Search the data for the word "text". Reproduce every line where it is found.

────────

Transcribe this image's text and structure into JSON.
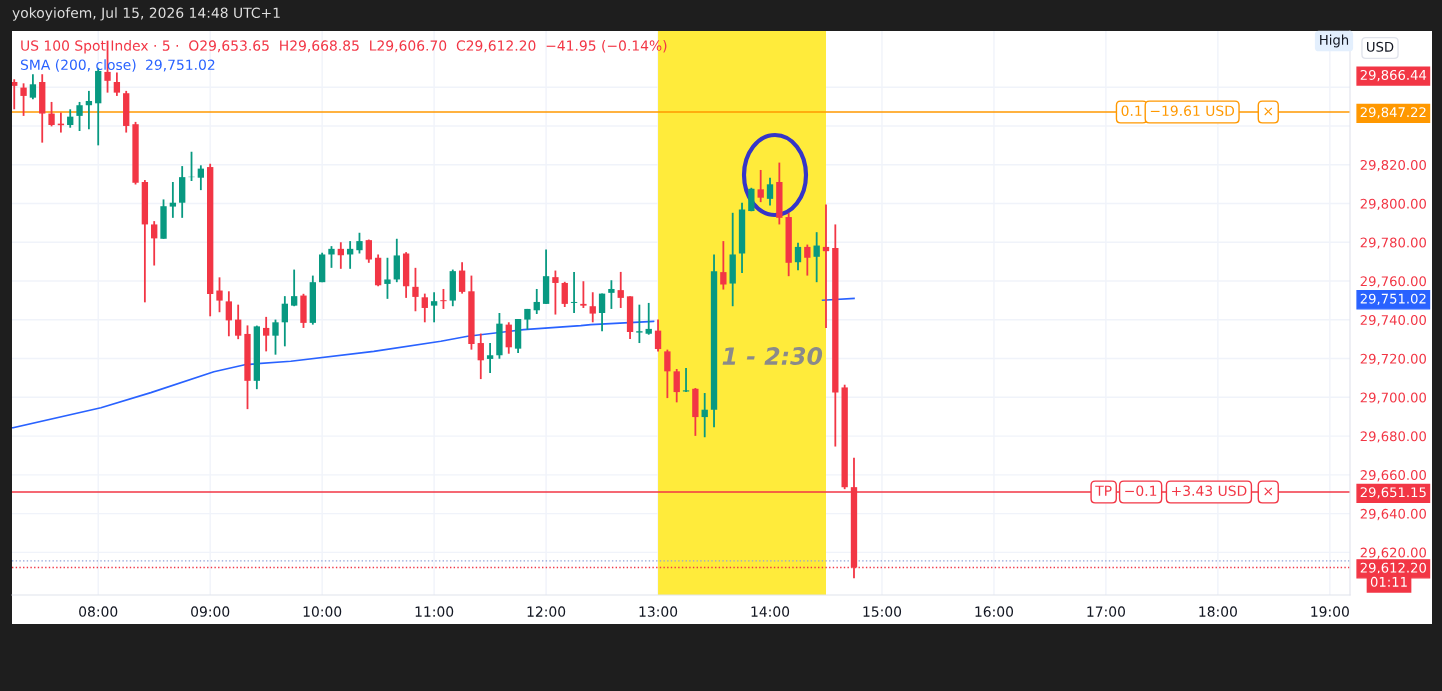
{
  "chart_data": {
    "type": "candlestick",
    "title": "yokoyiofem, Jul 15, 2026 14:48 UTC+1",
    "subtitle": "US 100 Spot Index · 5 ·  O29,653.65  H29,668.85  L29,606.70  C29,612.20  −41.95 (−0.14%)",
    "x": [
      7.25,
      7.3333,
      7.4167,
      7.5,
      7.5833,
      7.6667,
      7.75,
      7.8333,
      7.9167,
      8,
      8.0833,
      8.1667,
      8.25,
      8.3333,
      8.4167,
      8.5,
      8.5833,
      8.6667,
      8.75,
      8.8333,
      8.9167,
      9,
      9.0833,
      9.1667,
      9.25,
      9.3333,
      9.4167,
      9.5,
      9.5833,
      9.6667,
      9.75,
      9.8333,
      9.9167,
      10,
      10.0833,
      10.1667,
      10.25,
      10.3333,
      10.4167,
      10.5,
      10.5833,
      10.6667,
      10.75,
      10.8333,
      10.9167,
      11,
      11.0833,
      11.1667,
      11.25,
      11.3333,
      11.4167,
      11.5,
      11.5833,
      11.6667,
      11.75,
      11.8333,
      11.9167,
      12,
      12.0833,
      12.1667,
      12.25,
      12.3333,
      12.4167,
      12.5,
      12.5833,
      12.6667,
      12.75,
      12.8333,
      12.9167,
      13,
      13.0833,
      13.1667,
      13.25,
      13.3333,
      13.4167,
      13.5,
      13.5833,
      13.6667,
      13.75,
      13.8333,
      13.9167,
      14,
      14.0833,
      14.1667,
      14.25,
      14.3333,
      14.4167,
      14.5,
      14.5833,
      14.6667,
      14.75
    ],
    "ohlc": [
      [
        29862.7,
        29864.1,
        29848.6,
        29860.7
      ],
      [
        29859.8,
        29862.0,
        29845.2,
        29855.5
      ],
      [
        29854.6,
        29866.7,
        29853.8,
        29861.5
      ],
      [
        29862.7,
        29866.7,
        29831.4,
        29846.4
      ],
      [
        29846.4,
        29852.4,
        29839.8,
        29840.5
      ],
      [
        29841.2,
        29846.9,
        29836.6,
        29840.4
      ],
      [
        29840.5,
        29848.6,
        29839.1,
        29844.8
      ],
      [
        29845.2,
        29852.4,
        29837.4,
        29850.7
      ],
      [
        29850.7,
        29858.1,
        29838.3,
        29852.9
      ],
      [
        29851.7,
        29870.0,
        29830.0,
        29868.4
      ],
      [
        29867.9,
        29884.0,
        29857.2,
        29863.3
      ],
      [
        29862.7,
        29867.6,
        29855.5,
        29857.2
      ],
      [
        29856.9,
        29858.1,
        29836.6,
        29840.0
      ],
      [
        29840.9,
        29842.1,
        29809.8,
        29810.7
      ],
      [
        29811.1,
        29812.1,
        29749.0,
        29789.2
      ],
      [
        29789.2,
        29790.9,
        29768.0,
        29782.0
      ],
      [
        29781.8,
        29802.1,
        29781.8,
        29798.6
      ],
      [
        29798.4,
        29811.1,
        29792.6,
        29800.4
      ],
      [
        29800.4,
        29819.3,
        29792.6,
        29813.6
      ],
      [
        29813.6,
        29826.7,
        29811.6,
        29813.8
      ],
      [
        29813.3,
        29819.7,
        29806.9,
        29818.0
      ],
      [
        29818.8,
        29820.5,
        29741.8,
        29753.3
      ],
      [
        29755.1,
        29761.9,
        29743.9,
        29749.9
      ],
      [
        29749.5,
        29754.7,
        29731.5,
        29739.7
      ],
      [
        29740.1,
        29747.8,
        29730.0,
        29731.8
      ],
      [
        29732.7,
        29737.1,
        29693.9,
        29708.5
      ],
      [
        29708.5,
        29737.0,
        29704.2,
        29736.6
      ],
      [
        29735.8,
        29741.5,
        29723.7,
        29731.8
      ],
      [
        29731.8,
        29740.1,
        29722.0,
        29738.7
      ],
      [
        29738.7,
        29752.2,
        29726.3,
        29748.3
      ],
      [
        29747.3,
        29765.9,
        29747.0,
        29752.2
      ],
      [
        29752.5,
        29753.4,
        29735.8,
        29738.4
      ],
      [
        29738.4,
        29762.8,
        29737.5,
        29759.4
      ],
      [
        29759.4,
        29774.6,
        29759.4,
        29773.7
      ],
      [
        29773.7,
        29778.0,
        29766.8,
        29776.6
      ],
      [
        29776.6,
        29780.0,
        29766.3,
        29773.3
      ],
      [
        29773.7,
        29780.6,
        29766.3,
        29776.6
      ],
      [
        29775.9,
        29784.9,
        29774.2,
        29780.6
      ],
      [
        29781.1,
        29781.4,
        29769.4,
        29771.1
      ],
      [
        29772.0,
        29773.7,
        29757.3,
        29757.8
      ],
      [
        29758.5,
        29772.0,
        29750.8,
        29760.8
      ],
      [
        29760.8,
        29781.8,
        29759.4,
        29773.2
      ],
      [
        29774.2,
        29774.9,
        29751.3,
        29757.3
      ],
      [
        29757.0,
        29766.8,
        29744.4,
        29751.8
      ],
      [
        29751.6,
        29753.5,
        29738.7,
        29746.1
      ],
      [
        29747.3,
        29754.2,
        29738.7,
        29749.6
      ],
      [
        29750.1,
        29755.9,
        29745.6,
        29749.6
      ],
      [
        29749.9,
        29765.9,
        29747.0,
        29765.1
      ],
      [
        29765.4,
        29769.7,
        29753.5,
        29754.4
      ],
      [
        29754.7,
        29762.8,
        29724.6,
        29727.5
      ],
      [
        29728.0,
        29732.9,
        29709.4,
        29719.1
      ],
      [
        29719.8,
        29728.0,
        29712.5,
        29721.7
      ],
      [
        29721.7,
        29743.5,
        29719.9,
        29738.0
      ],
      [
        29737.5,
        29738.7,
        29722.5,
        29725.8
      ],
      [
        29725.1,
        29740.4,
        29722.9,
        29740.4
      ],
      [
        29740.1,
        29745.6,
        29734.9,
        29745.6
      ],
      [
        29744.9,
        29755.9,
        29743.0,
        29749.2
      ],
      [
        29748.2,
        29776.3,
        29748.2,
        29762.5
      ],
      [
        29762.0,
        29765.4,
        29742.7,
        29759.0
      ],
      [
        29759.0,
        29759.6,
        29746.6,
        29748.2
      ],
      [
        29748.7,
        29764.6,
        29743.5,
        29749.2
      ],
      [
        29748.2,
        29759.9,
        29746.1,
        29747.3
      ],
      [
        29747.0,
        29754.2,
        29738.7,
        29743.2
      ],
      [
        29743.5,
        29753.5,
        29734.1,
        29753.5
      ],
      [
        29753.9,
        29760.4,
        29745.6,
        29755.9
      ],
      [
        29755.3,
        29764.7,
        29746.1,
        29751.3
      ],
      [
        29752.1,
        29752.1,
        29730.1,
        29733.7
      ],
      [
        29733.4,
        29747.8,
        29728.0,
        29734.1
      ],
      [
        29732.8,
        29748.7,
        29732.3,
        29735.3
      ],
      [
        29734.4,
        29740.1,
        29723.7,
        29724.9
      ],
      [
        29723.7,
        29724.6,
        29699.6,
        29713.4
      ],
      [
        29713.4,
        29714.6,
        29697.4,
        29702.7
      ],
      [
        29703.0,
        29715.1,
        29702.8,
        29703.6
      ],
      [
        29704.4,
        29704.8,
        29680.1,
        29689.8
      ],
      [
        29689.8,
        29702.2,
        29679.4,
        29693.6
      ],
      [
        29693.6,
        29773.7,
        29684.6,
        29765.1
      ],
      [
        29764.6,
        29780.6,
        29755.6,
        29758.2
      ],
      [
        29758.7,
        29795.2,
        29747.0,
        29773.7
      ],
      [
        29774.2,
        29800.4,
        29764.2,
        29796.9
      ],
      [
        29796.1,
        29808.1,
        29796.0,
        29807.6
      ],
      [
        29807.3,
        29817.3,
        29800.7,
        29803.0
      ],
      [
        29802.4,
        29813.3,
        29799.0,
        29809.9
      ],
      [
        29811.1,
        29821.1,
        29789.2,
        29792.6
      ],
      [
        29793.0,
        29795.2,
        29762.5,
        29769.4
      ],
      [
        29769.7,
        29779.7,
        29765.6,
        29777.6
      ],
      [
        29777.6,
        29778.8,
        29762.8,
        29772.0
      ],
      [
        29772.5,
        29785.2,
        29759.4,
        29778.3
      ],
      [
        29777.6,
        29799.5,
        29735.8,
        29775.4
      ],
      [
        29777.1,
        29789.2,
        29674.6,
        29702.5
      ],
      [
        29705.1,
        29706.5,
        29652.6,
        29653.6
      ],
      [
        29653.65,
        29668.85,
        29606.7,
        29612.2
      ]
    ],
    "colors": [
      "#f23645",
      "#f23645",
      "#089981",
      "#f23645",
      "#f23645",
      "#f23645",
      "#089981",
      "#089981",
      "#089981",
      "#089981",
      "#f23645",
      "#f23645",
      "#f23645",
      "#f23645",
      "#f23645",
      "#f23645",
      "#089981",
      "#089981",
      "#089981",
      "#089981",
      "#089981",
      "#f23645",
      "#f23645",
      "#f23645",
      "#f23645",
      "#f23645",
      "#089981",
      "#f23645",
      "#089981",
      "#089981",
      "#089981",
      "#f23645",
      "#089981",
      "#089981",
      "#089981",
      "#f23645",
      "#089981",
      "#089981",
      "#f23645",
      "#f23645",
      "#089981",
      "#089981",
      "#f23645",
      "#f23645",
      "#f23645",
      "#089981",
      "#f23645",
      "#089981",
      "#f23645",
      "#f23645",
      "#f23645",
      "#089981",
      "#089981",
      "#f23645",
      "#089981",
      "#089981",
      "#089981",
      "#089981",
      "#f23645",
      "#f23645",
      "#089981",
      "#f23645",
      "#f23645",
      "#089981",
      "#089981",
      "#f23645",
      "#f23645",
      "#089981",
      "#089981",
      "#f23645",
      "#f23645",
      "#f23645",
      "#089981",
      "#f23645",
      "#089981",
      "#089981",
      "#f23645",
      "#089981",
      "#089981",
      "#089981",
      "#f23645",
      "#089981",
      "#f23645",
      "#f23645",
      "#089981",
      "#f23645",
      "#089981",
      "#f23645",
      "#f23645",
      "#f23645",
      "#f23645"
    ],
    "series": [
      {
        "name": "SMA (200, close)",
        "type": "line",
        "color": "#2962ff",
        "x": [
          7.238,
          8.024,
          8.47,
          9.033,
          9.319,
          9.72,
          10.461,
          11.06,
          11.3,
          11.8,
          12.31,
          12.4,
          12.96,
          13.5,
          14.47,
          14.75
        ],
        "values": [
          29684.3,
          29694.6,
          29702.4,
          29713.2,
          29716.9,
          29718.6,
          29723.7,
          29728.9,
          29731.5,
          29734.9,
          29737.0,
          29737.5,
          29739.2,
          null,
          29750.1,
          29751.02
        ]
      }
    ],
    "xlim": [
      7.23,
      19.18
    ],
    "xticks": [
      {
        "value": 8,
        "label": "08:00"
      },
      {
        "value": 9,
        "label": "09:00"
      },
      {
        "value": 10,
        "label": "10:00"
      },
      {
        "value": 11,
        "label": "11:00"
      },
      {
        "value": 12,
        "label": "12:00"
      },
      {
        "value": 13,
        "label": "13:00"
      },
      {
        "value": 14,
        "label": "14:00"
      },
      {
        "value": 15,
        "label": "15:00"
      },
      {
        "value": 16,
        "label": "16:00"
      },
      {
        "value": 17,
        "label": "17:00"
      },
      {
        "value": 18,
        "label": "18:00"
      },
      {
        "value": 19,
        "label": "19:00"
      }
    ],
    "ylim": [
      29598,
      29889
    ],
    "yticks": [
      {
        "value": 29620,
        "label": "29,620.00"
      },
      {
        "value": 29640,
        "label": "29,640.00"
      },
      {
        "value": 29660,
        "label": "29,660.00"
      },
      {
        "value": 29680,
        "label": "29,680.00"
      },
      {
        "value": 29700,
        "label": "29,700.00"
      },
      {
        "value": 29720,
        "label": "29,720.00"
      },
      {
        "value": 29740,
        "label": "29,740.00"
      },
      {
        "value": 29760,
        "label": "29,760.00"
      },
      {
        "value": 29780,
        "label": "29,780.00"
      },
      {
        "value": 29800,
        "label": "29,800.00"
      },
      {
        "value": 29820,
        "label": "29,820.00"
      },
      {
        "value": 29840,
        "label": null
      },
      {
        "value": 29860,
        "label": null
      }
    ],
    "y2lim": [
      29598,
      29889
    ],
    "y2ticks": [
      {
        "value": 29866.44,
        "label": "29,866.44"
      },
      {
        "value": 29847.22,
        "label": "29,847.22"
      },
      {
        "value": 29751.02,
        "label": "29,751.02"
      },
      {
        "value": 29651.15,
        "label": "29,651.15"
      },
      {
        "value": 29612.2,
        "label": "29,612.20"
      }
    ],
    "ref_lines": [
      {
        "axis": "y",
        "value": 29847.22,
        "color": "#ff9800",
        "line_style": "solid"
      },
      {
        "axis": "y",
        "value": 29651.15,
        "color": "#f23645",
        "line_style": "solid"
      },
      {
        "axis": "y",
        "value": 29615.6,
        "color": "#90a4d8",
        "line_style": "dotted"
      },
      {
        "axis": "y",
        "value": 29612.2,
        "color": "#f23645",
        "line_style": "dotted"
      }
    ],
    "bands": [
      {
        "axis": "x",
        "from": 13.0,
        "to": 14.5,
        "label": "1 - 2:30",
        "color": "#ffeb3b"
      }
    ],
    "annotations": [
      "High",
      "USD",
      "01:11",
      "29,751.02",
      {
        "text": "0.1",
        "x": 17.23,
        "y": 29847.22
      },
      {
        "text": "−19.61 USD",
        "x": 17.77,
        "y": 29847.22
      },
      {
        "text": "×",
        "x": 18.45,
        "y": 29847.22
      },
      {
        "text": "TP",
        "x": 16.98,
        "y": 29651.15
      },
      {
        "text": "−0.1",
        "x": 17.31,
        "y": 29651.15
      },
      {
        "text": "+3.43 USD",
        "x": 17.92,
        "y": 29651.15
      },
      {
        "text": "×",
        "x": 18.45,
        "y": 29651.15
      }
    ],
    "grid": true,
    "legend": "top left"
  }
}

────────

▶ _Solution to the problem_
Transcribe this image's text and structure into JSON.
        "text": "0.1",
        "text": "−19.61 USD",
        "text": "×",
        "text": "TP",
        "text": "−0.1",
        "text": "+3.43 USD",
        "text": "×",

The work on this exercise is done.